*RECORDS FOR THIS EXERCISE*:
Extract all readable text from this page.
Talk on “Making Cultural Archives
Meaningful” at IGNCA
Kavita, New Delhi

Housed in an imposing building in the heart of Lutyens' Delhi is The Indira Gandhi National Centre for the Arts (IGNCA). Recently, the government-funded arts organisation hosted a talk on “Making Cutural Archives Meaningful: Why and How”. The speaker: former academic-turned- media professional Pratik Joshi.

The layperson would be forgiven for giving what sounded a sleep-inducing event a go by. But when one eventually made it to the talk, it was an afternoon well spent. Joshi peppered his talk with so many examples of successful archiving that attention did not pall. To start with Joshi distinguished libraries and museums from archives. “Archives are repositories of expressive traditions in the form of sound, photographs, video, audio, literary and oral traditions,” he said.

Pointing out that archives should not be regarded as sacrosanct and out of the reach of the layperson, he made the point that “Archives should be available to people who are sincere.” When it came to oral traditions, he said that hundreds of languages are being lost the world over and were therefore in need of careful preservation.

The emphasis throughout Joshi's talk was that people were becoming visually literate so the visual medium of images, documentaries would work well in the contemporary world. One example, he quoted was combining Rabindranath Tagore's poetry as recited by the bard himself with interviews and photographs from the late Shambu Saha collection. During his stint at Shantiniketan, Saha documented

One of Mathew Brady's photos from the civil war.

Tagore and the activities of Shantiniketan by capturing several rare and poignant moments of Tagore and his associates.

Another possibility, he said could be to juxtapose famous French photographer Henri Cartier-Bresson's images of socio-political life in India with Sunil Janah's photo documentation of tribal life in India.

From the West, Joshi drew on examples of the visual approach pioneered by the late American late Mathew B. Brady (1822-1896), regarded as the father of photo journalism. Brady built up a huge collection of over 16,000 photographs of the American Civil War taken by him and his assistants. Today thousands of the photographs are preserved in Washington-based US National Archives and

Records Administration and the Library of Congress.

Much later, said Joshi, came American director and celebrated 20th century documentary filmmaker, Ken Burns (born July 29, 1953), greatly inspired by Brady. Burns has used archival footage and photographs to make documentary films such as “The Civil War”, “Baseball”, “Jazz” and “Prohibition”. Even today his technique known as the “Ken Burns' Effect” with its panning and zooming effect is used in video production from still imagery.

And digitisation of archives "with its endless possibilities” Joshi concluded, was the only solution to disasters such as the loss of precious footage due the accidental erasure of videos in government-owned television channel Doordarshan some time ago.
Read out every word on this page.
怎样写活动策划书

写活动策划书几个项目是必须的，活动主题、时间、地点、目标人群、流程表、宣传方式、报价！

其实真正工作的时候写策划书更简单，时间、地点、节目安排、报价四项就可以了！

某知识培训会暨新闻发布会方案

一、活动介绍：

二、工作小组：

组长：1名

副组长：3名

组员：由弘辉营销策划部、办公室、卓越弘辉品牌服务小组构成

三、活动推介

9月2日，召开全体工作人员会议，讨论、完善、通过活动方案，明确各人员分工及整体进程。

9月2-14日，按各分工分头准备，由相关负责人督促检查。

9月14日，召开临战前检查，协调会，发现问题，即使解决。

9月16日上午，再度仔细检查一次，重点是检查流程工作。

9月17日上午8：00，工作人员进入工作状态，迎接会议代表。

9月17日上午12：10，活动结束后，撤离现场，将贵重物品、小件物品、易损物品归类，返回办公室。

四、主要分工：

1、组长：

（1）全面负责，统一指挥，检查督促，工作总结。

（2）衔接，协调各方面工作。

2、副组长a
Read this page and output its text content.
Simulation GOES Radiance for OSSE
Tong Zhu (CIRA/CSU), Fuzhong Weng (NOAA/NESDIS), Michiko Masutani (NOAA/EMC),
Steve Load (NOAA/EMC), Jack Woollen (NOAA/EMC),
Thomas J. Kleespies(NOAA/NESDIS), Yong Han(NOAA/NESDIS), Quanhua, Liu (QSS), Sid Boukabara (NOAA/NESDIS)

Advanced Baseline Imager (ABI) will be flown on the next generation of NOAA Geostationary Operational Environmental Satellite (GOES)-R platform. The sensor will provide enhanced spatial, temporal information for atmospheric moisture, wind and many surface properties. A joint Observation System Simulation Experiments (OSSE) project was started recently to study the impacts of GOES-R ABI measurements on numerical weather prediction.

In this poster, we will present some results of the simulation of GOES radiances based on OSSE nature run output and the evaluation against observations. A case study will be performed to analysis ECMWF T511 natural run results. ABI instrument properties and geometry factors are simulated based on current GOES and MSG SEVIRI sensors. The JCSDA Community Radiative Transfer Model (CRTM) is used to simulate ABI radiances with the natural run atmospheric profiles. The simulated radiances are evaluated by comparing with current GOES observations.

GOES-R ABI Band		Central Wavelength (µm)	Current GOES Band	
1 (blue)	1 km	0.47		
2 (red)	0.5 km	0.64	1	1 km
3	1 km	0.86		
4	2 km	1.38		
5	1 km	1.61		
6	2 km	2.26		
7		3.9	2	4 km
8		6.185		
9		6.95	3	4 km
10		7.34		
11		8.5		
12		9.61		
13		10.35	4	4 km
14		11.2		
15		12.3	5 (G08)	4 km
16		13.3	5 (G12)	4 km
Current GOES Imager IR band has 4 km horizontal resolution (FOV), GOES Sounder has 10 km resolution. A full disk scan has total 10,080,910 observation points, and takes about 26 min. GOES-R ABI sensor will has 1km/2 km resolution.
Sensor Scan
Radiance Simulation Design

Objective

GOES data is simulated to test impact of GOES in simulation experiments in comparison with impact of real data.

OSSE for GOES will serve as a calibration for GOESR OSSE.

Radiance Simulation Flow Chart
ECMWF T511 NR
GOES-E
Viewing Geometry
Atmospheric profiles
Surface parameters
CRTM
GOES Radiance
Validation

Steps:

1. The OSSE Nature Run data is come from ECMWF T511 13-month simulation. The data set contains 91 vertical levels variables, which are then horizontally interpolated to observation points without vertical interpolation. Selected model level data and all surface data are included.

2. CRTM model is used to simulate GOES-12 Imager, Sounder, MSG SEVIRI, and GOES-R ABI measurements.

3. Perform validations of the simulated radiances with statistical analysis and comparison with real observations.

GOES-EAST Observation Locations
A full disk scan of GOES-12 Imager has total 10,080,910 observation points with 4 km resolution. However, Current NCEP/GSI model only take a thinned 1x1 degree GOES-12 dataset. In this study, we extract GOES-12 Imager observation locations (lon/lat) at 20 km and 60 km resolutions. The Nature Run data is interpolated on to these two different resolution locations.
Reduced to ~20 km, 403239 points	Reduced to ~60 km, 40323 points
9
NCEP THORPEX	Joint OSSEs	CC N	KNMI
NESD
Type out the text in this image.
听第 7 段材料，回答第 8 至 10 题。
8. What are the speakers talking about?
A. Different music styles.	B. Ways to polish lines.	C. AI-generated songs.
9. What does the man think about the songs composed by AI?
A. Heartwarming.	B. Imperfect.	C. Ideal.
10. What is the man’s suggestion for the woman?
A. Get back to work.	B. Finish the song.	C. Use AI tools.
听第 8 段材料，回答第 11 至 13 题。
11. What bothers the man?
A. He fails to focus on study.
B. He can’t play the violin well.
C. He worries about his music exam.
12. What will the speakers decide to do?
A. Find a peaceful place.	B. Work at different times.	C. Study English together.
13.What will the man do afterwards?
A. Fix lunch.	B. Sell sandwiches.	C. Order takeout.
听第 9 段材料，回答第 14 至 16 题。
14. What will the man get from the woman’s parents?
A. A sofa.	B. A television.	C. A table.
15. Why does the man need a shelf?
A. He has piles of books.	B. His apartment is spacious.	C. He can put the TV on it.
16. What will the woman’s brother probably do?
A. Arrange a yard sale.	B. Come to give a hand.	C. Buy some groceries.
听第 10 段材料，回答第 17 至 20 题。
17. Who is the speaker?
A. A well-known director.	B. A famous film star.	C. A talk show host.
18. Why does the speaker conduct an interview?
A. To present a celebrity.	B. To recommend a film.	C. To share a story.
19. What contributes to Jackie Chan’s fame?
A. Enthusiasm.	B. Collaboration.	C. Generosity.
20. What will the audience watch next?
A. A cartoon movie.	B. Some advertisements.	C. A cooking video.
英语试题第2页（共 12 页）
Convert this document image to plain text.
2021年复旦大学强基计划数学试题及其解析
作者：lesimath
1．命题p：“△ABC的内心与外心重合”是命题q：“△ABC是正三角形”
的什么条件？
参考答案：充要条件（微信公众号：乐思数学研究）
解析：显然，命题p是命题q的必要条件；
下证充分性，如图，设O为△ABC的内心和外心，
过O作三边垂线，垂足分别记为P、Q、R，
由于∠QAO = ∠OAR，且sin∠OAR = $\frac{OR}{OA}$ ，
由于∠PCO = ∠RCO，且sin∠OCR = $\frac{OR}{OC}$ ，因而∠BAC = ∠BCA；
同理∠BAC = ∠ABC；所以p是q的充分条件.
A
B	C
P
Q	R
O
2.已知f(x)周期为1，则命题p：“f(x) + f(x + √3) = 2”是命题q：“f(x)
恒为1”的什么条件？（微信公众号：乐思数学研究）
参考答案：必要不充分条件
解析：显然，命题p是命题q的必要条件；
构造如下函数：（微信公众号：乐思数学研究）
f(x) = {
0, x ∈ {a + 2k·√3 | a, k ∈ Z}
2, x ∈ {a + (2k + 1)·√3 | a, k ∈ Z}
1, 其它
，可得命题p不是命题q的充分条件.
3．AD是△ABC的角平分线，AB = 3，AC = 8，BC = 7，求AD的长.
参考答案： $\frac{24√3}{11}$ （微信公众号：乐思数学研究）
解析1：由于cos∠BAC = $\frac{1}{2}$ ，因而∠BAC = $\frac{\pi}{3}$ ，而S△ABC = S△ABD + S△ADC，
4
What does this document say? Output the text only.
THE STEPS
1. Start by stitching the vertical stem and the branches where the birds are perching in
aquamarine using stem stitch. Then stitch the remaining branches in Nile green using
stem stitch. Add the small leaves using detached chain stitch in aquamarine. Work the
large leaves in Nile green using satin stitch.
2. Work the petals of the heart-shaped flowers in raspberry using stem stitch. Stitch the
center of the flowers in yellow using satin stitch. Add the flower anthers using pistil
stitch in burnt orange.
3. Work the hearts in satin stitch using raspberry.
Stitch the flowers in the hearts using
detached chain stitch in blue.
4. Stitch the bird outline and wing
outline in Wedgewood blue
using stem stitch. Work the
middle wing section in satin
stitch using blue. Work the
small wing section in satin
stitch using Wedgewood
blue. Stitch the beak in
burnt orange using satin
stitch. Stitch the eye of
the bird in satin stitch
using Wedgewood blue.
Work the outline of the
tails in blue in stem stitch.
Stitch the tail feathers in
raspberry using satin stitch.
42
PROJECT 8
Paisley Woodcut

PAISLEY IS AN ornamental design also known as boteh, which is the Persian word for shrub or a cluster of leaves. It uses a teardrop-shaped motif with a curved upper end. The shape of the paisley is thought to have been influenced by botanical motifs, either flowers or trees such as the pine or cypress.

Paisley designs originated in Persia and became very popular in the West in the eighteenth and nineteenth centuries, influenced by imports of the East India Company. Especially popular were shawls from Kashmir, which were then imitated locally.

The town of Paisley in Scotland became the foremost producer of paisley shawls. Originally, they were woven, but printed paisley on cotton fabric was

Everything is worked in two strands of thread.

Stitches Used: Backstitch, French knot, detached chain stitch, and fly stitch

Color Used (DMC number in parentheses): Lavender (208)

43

*TASK TO CARRY OUT*: Search the data for "India" and list every line in which it occurs.

*WORKED ANSWER*:
Another possibility, he said could be to juxtapose famous French photographer Henri Cartier-Bresson's images of socio-political life in India with Sunil Janah's photo documentation of tribal life in India.
Paisley designs originated in Persia and became very popular in the West in the eighteenth and nineteenth centuries, influenced by imports of the East India Company. Especially popular were shawls from Kashmir, which were then imitated locally.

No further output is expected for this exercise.